Selection>
The rise and fall of Karuna
It seemed a strange co-incidence that the armed forces chiefs were `closer to the scene when it occurred - Tiger guerrilla leader Velupillai Prabhakaran's swift and devastating pre dawn military offensive on Friday to dislodge his renegade Batticaloa-Amparai district leader, "Col. Karuna."

The trio flew to Trincomalee on Thursday afternoon. That night, Chief of Defence Staff and Army Commander, Lt. Gen. Lionel Balagalle was the Chief Guest at a passing out parade of 49 mid shipmen and Sub Lieutenants at the Dockyard, home for the Sri Lanka Navy's Eastern Command.

Eastern Area Commander Rear Admiral Upali Ranaweera had lined up a colourful parade. Cocktails and dinner followed. Music from the Navy band kept the guests till late hours.

Thereafter the armed forces chiefs - Lt. Gen. Balagalle, Vice Admiral Sandagiri (Navy) and Air Marshal Donald Perera (Air Force) adjourned to the picturesque Navy House, the pride of Navy's official residences, for coffee. It was long after midnight when Vice Admiral Sandagiri bid good bye to his two colleagues.

Lt. Gen. Balagalle drove to a chalet at the Army's 22 Division Headquarters at Plantain Point. Air Marshal Donald Perera moved over to "Bambara House," the Air Chief's official residence at China Bay. When they retired in their respective official residences Friday had dawned.

The leader of the Liberation Tigers of Tamil Eelam (LTTE), Velupillai Prabhakaran, who had remained restless after last March when his eastern leader broke ranks, put into effect what he had been planning for weeks - a military crack down on "Col. Karuna" and his men.

The fact that such a crack down was in the offing since "Col. Karuna" quit was no secret. In fact the defence establishment in Colombo had expected it last week, in the run up to April 2 Parliamentary General Elections, as revealed exclusively in The Sunday Times (Situation Report - March 28).

The report revealed that "there are increasing signs of a violent campaign against him ("Col, Karuna)." It gave details of the build up south of Trincomalee, on the banks of the Verugal River. Cadres loyal to Mr. Prabhakaran had positioned themselves in the villages. They were jamming radio equipment used by "Col. Karuna's" men. Sea Tiger vessels in the Verugal Bay, where the river merges with the Indian Ocean south of Trincomalee, had "sealed off" the area to prevent any movement by renegade eastern leader's troops. There was heavy radio traffic between Sea Tiger bases in the North. In what seemed a bold attempt at countering any offensive, "Col. Karuna" had also moved his men to the banks of Verugal River located in Batticaloa North.

Written exercise>
Repeat word for word the part of the piece on Karuna's rise and fall that opens with the words "The trio flew" and closes with "his two colleagues.".

Dataset content>
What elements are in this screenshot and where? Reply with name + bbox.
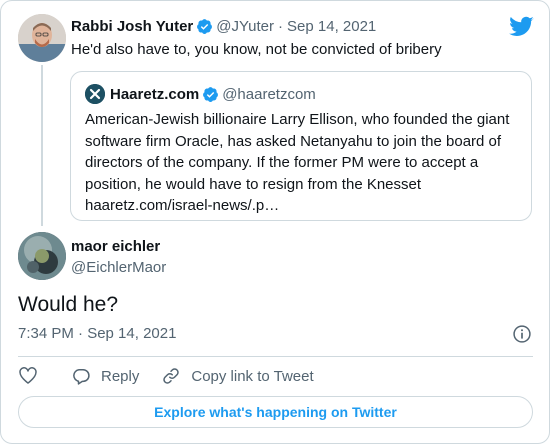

Reply>
The trio flew to Trincomalee on Thursday afternoon. That night, Chief of Defence Staff and Army Commander, Lt. Gen. Lionel Balagalle was the Chief Guest at a passing out parade of 49 mid shipmen and Sub Lieutenants at the Dockyard, home for the Sri Lanka Navy's Eastern Command.

Eastern Area Commander Rear Admiral Upali Ranaweera had lined up a colourful parade. Cocktails and dinner followed. Music from the Navy band kept the guests till late hours.

Thereafter the armed forces chiefs - Lt. Gen. Balagalle, Vice Admiral Sandagiri (Navy) and Air Marshal Donald Perera (Air Force) adjourned to the picturesque Navy House, the pride of Navy's official residences, for coffee. It was long after midnight when Vice Admiral Sandagiri bid good bye to his two colleagues.